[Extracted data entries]
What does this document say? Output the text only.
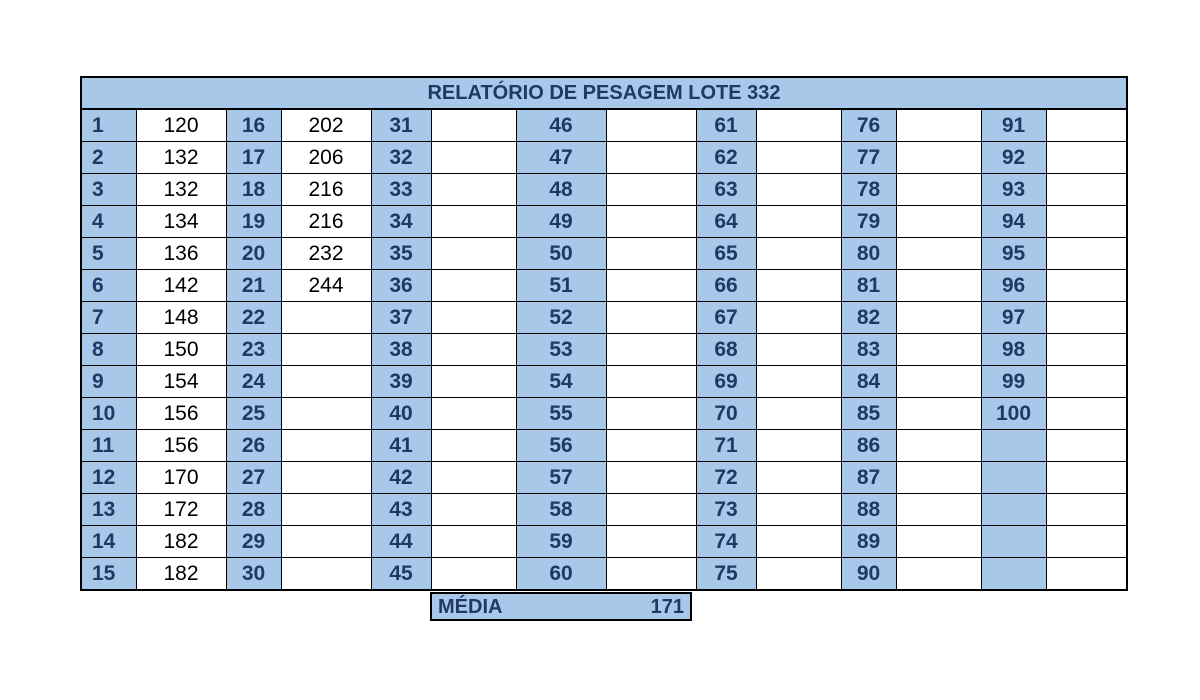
RELATÓRIO DE PESAGEM LOTE 332													
1	120	16	202	31		46		61		76		91	
2	132	17	206	32		47		62		77		92	
3	132	18	216	33		48		63		78		93	
4	134	19	216	34		49		64		79		94	
5	136	20	232	35		50		65		80		95	
6	142	21	244	36		51		66		81		96	
7	148	22		37		52		67		82		97	
8	150	23		38		53		68		83		98	
9	154	24		39		54		69		84		99	
10	156	25		40		55		70		85		100	
11	156	26		41		56		71		86			
12	170	27		42		57		72		87			
13	172	28		43		58		73		88			
14	182	29		44		59		74		89			
15	182	30		45		60		75		90			
MÉDIA	171
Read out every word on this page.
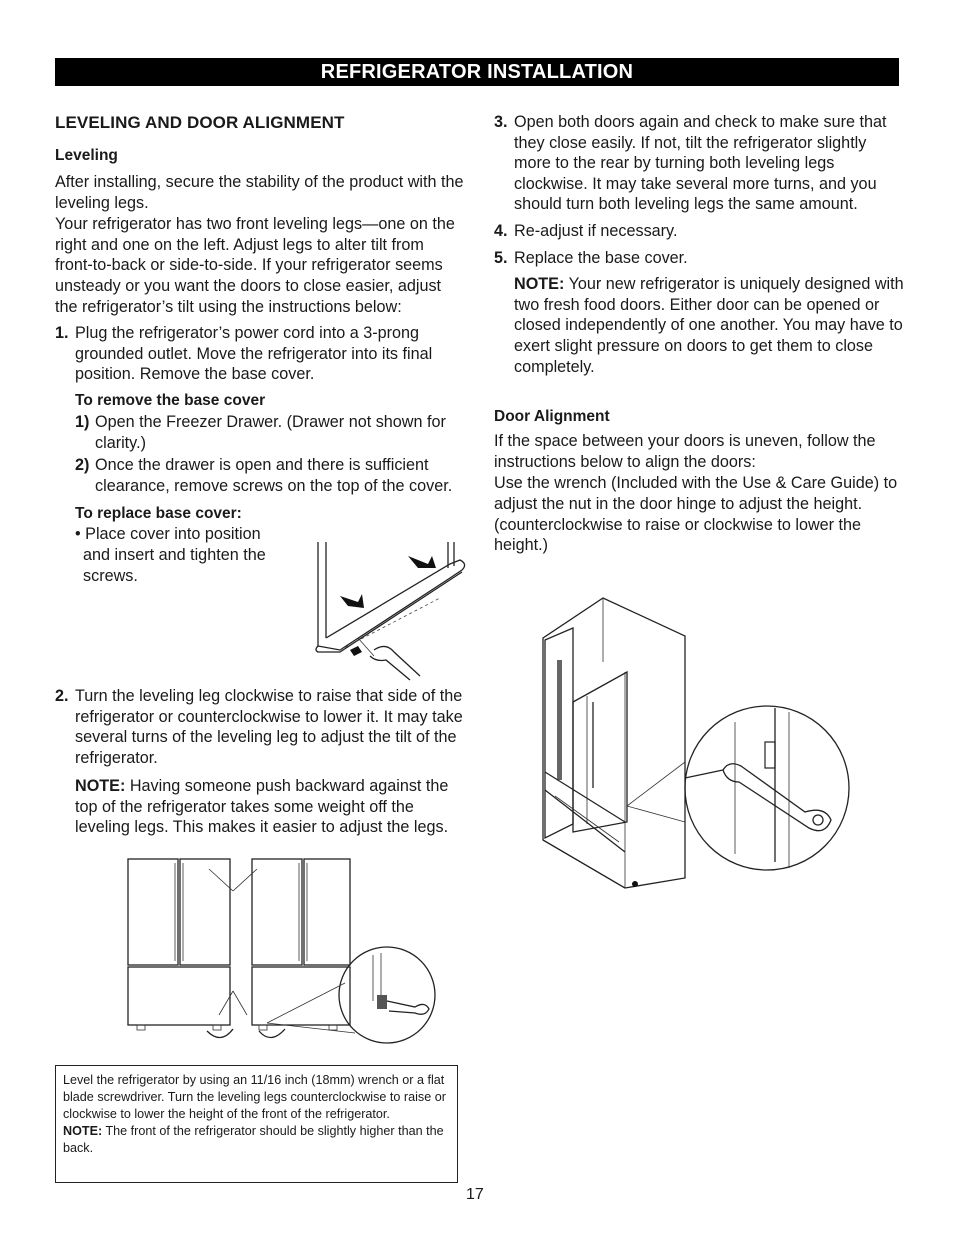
REFRIGERATOR INSTALLATION
LEVELING AND DOOR ALIGNMENT
Leveling

After installing, secure the stability of the product with the leveling legs.

Your refrigerator has two front leveling legs—one on the right and one on the left. Adjust legs to alter tilt from front-to-back or side-to-side. If your refrigerator seems unsteady or you want the doors to close easier, adjust the refrigerator’s tilt using the instructions below:

1. Plug the refrigerator’s power cord into a 3-prong grounded outlet. Move the refrigerator into its final position. Remove the base cover.
To remove the base cover
1) Open the Freezer Drawer. (Drawer not shown for clarity.)
2) Once the drawer is open and there is sufficient clearance, remove screws on the top of the cover.
To replace base cover:
• Place cover into position and insert and tighten the screws.
2. Turn the leveling leg clockwise to raise that side of the refrigerator or counterclockwise to lower it. It may take several turns of the leveling leg to adjust the tilt of the refrigerator.
NOTE: Having someone push backward against the top of the refrigerator takes some weight off the leveling legs. This makes it easier to adjust the legs.
Level the refrigerator by using an 11/16 inch (18mm) wrench or a flat blade screwdriver. Turn the leveling legs counterclockwise to raise or clockwise to lower the height of the front of the refrigerator.
NOTE: The front of the refrigerator should be slightly higher than the back.
3. Open both doors again and check to make sure that they close easily. If not, tilt the refrigerator slightly more to the rear by turning both leveling legs clockwise. It may take several more turns, and you should turn both leveling legs the same amount.
4. Re-adjust if necessary.
5. Replace the base cover.
NOTE: Your new refrigerator is uniquely designed with two fresh food doors. Either door can be opened or closed independently of one another. You may have to exert slight pressure on doors to get them to close completely.
Door Alignment

If the space between your doors is uneven, follow the instructions below to align the doors:

Use the wrench (Included with the Use & Care Guide) to adjust the nut in the door hinge to adjust the height. (counterclockwise to raise or clockwise to lower the height.)

17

[Required work]
Locate all lines in the listing above with the word "tilt". Copy them.

[Completed task]
Your refrigerator has two front leveling legs—one on the right and one on the left. Adjust legs to alter tilt from front-to-back or side-to-side. If your refrigerator seems unsteady or you want the doors to close easier, adjust the refrigerator’s tilt using the instructions below:
2. Turn the leveling leg clockwise to raise that side of the refrigerator or counterclockwise to lower it. It may take several turns of the leveling leg to adjust the tilt of the refrigerator.
3. Open both doors again and check to make sure that they close easily. If not, tilt the refrigerator slightly more to the rear by turning both leveling legs clockwise. It may take several more turns, and you should turn both leveling legs the same amount.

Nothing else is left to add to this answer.